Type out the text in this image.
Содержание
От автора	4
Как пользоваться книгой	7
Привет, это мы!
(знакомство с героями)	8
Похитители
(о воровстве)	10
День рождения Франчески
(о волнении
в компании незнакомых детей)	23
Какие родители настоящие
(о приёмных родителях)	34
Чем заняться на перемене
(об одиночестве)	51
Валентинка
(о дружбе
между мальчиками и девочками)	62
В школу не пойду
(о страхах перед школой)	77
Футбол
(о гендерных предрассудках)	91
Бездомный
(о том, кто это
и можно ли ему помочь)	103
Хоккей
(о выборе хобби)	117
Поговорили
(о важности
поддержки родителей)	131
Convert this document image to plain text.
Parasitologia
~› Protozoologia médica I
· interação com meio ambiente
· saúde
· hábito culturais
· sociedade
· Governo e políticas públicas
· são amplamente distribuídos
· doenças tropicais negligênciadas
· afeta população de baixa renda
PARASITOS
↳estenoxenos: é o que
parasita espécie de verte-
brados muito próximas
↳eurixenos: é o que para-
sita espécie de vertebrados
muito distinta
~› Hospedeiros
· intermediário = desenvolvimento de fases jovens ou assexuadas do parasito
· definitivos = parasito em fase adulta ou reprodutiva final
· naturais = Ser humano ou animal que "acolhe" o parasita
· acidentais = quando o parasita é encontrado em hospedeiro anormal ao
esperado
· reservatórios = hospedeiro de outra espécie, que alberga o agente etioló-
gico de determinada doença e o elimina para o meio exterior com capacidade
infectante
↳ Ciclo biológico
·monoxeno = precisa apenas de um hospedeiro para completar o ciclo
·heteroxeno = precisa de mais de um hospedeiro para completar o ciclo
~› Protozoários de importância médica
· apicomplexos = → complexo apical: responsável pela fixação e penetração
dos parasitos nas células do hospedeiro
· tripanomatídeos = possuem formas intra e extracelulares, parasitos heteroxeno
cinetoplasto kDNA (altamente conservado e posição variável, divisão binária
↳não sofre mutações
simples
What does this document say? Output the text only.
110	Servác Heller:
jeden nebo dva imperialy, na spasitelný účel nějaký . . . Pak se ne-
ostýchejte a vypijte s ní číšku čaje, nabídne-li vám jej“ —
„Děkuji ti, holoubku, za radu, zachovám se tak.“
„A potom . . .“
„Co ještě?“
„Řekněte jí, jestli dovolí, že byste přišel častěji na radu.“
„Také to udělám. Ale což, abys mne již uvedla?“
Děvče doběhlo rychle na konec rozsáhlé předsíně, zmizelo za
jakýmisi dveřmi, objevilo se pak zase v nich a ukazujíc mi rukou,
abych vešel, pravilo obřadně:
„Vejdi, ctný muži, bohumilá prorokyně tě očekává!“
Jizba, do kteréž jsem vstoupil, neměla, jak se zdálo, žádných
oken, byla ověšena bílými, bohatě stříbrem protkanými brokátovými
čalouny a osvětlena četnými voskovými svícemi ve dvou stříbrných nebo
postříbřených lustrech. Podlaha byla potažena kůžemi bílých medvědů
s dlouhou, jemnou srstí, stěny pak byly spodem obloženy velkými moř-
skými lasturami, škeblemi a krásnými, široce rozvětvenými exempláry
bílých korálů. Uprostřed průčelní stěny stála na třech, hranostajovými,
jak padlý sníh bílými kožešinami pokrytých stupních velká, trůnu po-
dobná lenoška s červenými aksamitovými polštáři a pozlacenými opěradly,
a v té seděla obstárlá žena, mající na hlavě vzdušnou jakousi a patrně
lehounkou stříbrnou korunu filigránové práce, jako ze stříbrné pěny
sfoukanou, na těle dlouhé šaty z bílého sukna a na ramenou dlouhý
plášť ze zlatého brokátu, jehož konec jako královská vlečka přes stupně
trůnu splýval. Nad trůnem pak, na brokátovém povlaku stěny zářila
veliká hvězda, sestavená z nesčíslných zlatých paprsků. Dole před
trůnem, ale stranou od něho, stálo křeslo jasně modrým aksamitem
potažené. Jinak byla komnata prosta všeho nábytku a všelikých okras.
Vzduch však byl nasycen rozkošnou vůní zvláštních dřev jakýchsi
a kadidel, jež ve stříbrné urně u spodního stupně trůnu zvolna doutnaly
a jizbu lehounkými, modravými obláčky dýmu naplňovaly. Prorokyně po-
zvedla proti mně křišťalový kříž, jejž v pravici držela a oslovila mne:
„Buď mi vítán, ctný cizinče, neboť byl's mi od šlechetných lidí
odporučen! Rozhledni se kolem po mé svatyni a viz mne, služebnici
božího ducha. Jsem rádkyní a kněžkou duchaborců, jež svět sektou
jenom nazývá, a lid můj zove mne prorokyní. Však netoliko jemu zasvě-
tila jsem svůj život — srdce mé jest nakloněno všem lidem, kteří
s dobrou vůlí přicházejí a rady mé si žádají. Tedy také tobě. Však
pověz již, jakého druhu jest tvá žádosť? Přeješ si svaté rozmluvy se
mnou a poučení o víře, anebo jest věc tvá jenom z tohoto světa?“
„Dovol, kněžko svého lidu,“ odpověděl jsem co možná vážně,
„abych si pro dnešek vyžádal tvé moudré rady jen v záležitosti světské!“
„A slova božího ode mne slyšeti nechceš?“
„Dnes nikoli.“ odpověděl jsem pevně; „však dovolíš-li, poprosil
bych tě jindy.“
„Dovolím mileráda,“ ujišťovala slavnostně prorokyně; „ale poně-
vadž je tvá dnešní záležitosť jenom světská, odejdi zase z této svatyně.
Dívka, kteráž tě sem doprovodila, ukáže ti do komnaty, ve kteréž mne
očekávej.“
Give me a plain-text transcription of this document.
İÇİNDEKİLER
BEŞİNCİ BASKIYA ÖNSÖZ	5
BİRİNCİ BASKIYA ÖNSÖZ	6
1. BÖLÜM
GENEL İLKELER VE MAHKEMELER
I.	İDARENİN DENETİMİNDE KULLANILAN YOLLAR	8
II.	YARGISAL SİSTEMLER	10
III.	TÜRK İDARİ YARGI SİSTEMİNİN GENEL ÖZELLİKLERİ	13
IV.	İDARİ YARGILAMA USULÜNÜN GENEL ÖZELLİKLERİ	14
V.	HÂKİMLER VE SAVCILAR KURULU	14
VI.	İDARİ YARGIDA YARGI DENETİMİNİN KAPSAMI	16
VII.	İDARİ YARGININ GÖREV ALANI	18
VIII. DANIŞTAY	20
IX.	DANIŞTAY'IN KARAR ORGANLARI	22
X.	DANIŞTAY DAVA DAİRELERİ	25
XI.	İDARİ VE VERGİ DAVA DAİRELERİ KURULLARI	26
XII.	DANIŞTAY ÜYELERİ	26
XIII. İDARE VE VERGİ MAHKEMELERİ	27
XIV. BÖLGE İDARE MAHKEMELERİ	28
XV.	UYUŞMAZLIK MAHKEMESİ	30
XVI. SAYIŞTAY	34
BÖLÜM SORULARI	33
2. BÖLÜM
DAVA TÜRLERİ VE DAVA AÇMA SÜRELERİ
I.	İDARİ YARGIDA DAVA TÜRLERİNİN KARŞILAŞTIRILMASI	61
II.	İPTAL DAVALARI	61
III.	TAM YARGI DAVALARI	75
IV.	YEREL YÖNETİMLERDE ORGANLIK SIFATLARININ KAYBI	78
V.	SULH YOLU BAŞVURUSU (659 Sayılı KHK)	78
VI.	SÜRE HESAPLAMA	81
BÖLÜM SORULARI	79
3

****

DIRECTIONS FOR THIS TASK:
Of the lines in this listing, how many contain "DAVALARI"? Reply with the number and nothing more.

COMPLETED TASK:
2